■ **Task description**: Every entry must be duplicated precisely as written.

■ **Source material**:
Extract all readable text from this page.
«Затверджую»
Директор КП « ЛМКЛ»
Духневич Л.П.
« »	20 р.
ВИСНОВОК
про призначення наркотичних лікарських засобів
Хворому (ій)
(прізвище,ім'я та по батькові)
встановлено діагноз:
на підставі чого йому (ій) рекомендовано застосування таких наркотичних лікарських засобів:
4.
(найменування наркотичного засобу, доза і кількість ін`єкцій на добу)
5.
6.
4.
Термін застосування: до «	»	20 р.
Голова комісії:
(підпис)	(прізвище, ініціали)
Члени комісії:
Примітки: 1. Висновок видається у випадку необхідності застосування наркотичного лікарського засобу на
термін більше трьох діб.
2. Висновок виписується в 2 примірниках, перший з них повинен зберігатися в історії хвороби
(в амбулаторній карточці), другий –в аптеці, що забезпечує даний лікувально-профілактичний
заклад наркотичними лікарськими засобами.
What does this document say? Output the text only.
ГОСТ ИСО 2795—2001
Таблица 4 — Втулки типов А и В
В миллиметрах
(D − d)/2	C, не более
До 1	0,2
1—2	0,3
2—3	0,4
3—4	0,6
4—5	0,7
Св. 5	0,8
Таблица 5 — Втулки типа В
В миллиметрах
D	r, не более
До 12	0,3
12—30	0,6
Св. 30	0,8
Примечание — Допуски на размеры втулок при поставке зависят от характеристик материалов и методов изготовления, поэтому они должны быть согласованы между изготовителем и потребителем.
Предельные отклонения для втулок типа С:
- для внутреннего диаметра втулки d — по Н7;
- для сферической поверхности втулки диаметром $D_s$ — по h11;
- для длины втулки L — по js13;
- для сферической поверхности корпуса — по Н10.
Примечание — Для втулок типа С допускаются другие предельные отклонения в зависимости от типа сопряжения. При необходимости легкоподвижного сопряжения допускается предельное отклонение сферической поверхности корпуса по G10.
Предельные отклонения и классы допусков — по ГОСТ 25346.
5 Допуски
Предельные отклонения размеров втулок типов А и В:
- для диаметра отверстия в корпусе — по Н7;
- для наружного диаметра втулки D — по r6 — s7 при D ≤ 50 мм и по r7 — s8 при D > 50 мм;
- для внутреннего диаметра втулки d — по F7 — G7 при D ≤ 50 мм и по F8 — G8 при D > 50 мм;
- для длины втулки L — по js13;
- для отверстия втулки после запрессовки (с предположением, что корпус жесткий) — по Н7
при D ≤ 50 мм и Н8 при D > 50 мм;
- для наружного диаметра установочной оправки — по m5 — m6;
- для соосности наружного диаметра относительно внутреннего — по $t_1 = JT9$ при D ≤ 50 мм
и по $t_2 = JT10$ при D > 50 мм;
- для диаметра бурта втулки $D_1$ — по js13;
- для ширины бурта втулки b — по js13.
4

■ **The result**:
Extract all readable text from this page.
«Затверджую»
Директор КП « ЛМКЛ»
Духневич Л.П.
« »	20 р.
ВИСНОВОК
про призначення наркотичних лікарських засобів
Хворому (ій)
(прізвище,ім'я та по батькові)
встановлено діагноз:
на підставі чого йому (ій) рекомендовано застосування таких наркотичних лікарських засобів:
4.
(найменування наркотичного засобу, доза і кількість ін`єкцій на добу)
5.
6.
4.
Термін застосування: до «	»	20 р.
Голова комісії:
(підпис)	(прізвище, ініціали)
Члени комісії:
Примітки: 1. Висновок видається у випадку необхідності застосування наркотичного лікарського засобу на
термін більше трьох діб.
2. Висновок виписується в 2 примірниках, перший з них повинен зберігатися в історії хвороби
(в амбулаторній карточці), другий –в аптеці, що забезпечує даний лікувально-профілактичний
заклад наркотичними лікарськими засобами.
What does this document say? Output the text only.
ГОСТ ИСО 2795—2001
Таблица 4 — Втулки типов А и В
В миллиметрах
(D − d)/2	C, не более
До 1	0,2
1—2	0,3
2—3	0,4
3—4	0,6
4—5	0,7
Св. 5	0,8
Таблица 5 — Втулки типа В
В миллиметрах
D	r, не более
До 12	0,3
12—30	0,6
Св. 30	0,8
Примечание — Допуски на размеры втулок при поставке зависят от характеристик материалов и методов изготовления, поэтому они должны быть согласованы между изготовителем и потребителем.
Предельные отклонения для втулок типа С:
- для внутреннего диаметра втулки d — по Н7;
- для сферической поверхности втулки диаметром $D_s$ — по h11;
- для длины втулки L — по js13;
- для сферической поверхности корпуса — по Н10.
Примечание — Для втулок типа С допускаются другие предельные отклонения в зависимости от типа сопряжения. При необходимости легкоподвижного сопряжения допускается предельное отклонение сферической поверхности корпуса по G10.
Предельные отклонения и классы допусков — по ГОСТ 25346.
5 Допуски
Предельные отклонения размеров втулок типов А и В:
- для диаметра отверстия в корпусе — по Н7;
- для наружного диаметра втулки D — по r6 — s7 при D ≤ 50 мм и по r7 — s8 при D > 50 мм;
- для внутреннего диаметра втулки d — по F7 — G7 при D ≤ 50 мм и по F8 — G8 при D > 50 мм;
- для длины втулки L — по js13;
- для отверстия втулки после запрессовки (с предположением, что корпус жесткий) — по Н7
при D ≤ 50 мм и Н8 при D > 50 мм;
- для наружного диаметра установочной оправки — по m5 — m6;
- для соосности наружного диаметра относительно внутреннего — по $t_1 = JT9$ при D ≤ 50 мм
и по $t_2 = JT10$ при D > 50 мм;
- для диаметра бурта втулки $D_1$ — по js13;
- для ширины бурта втулки b — по js13.
4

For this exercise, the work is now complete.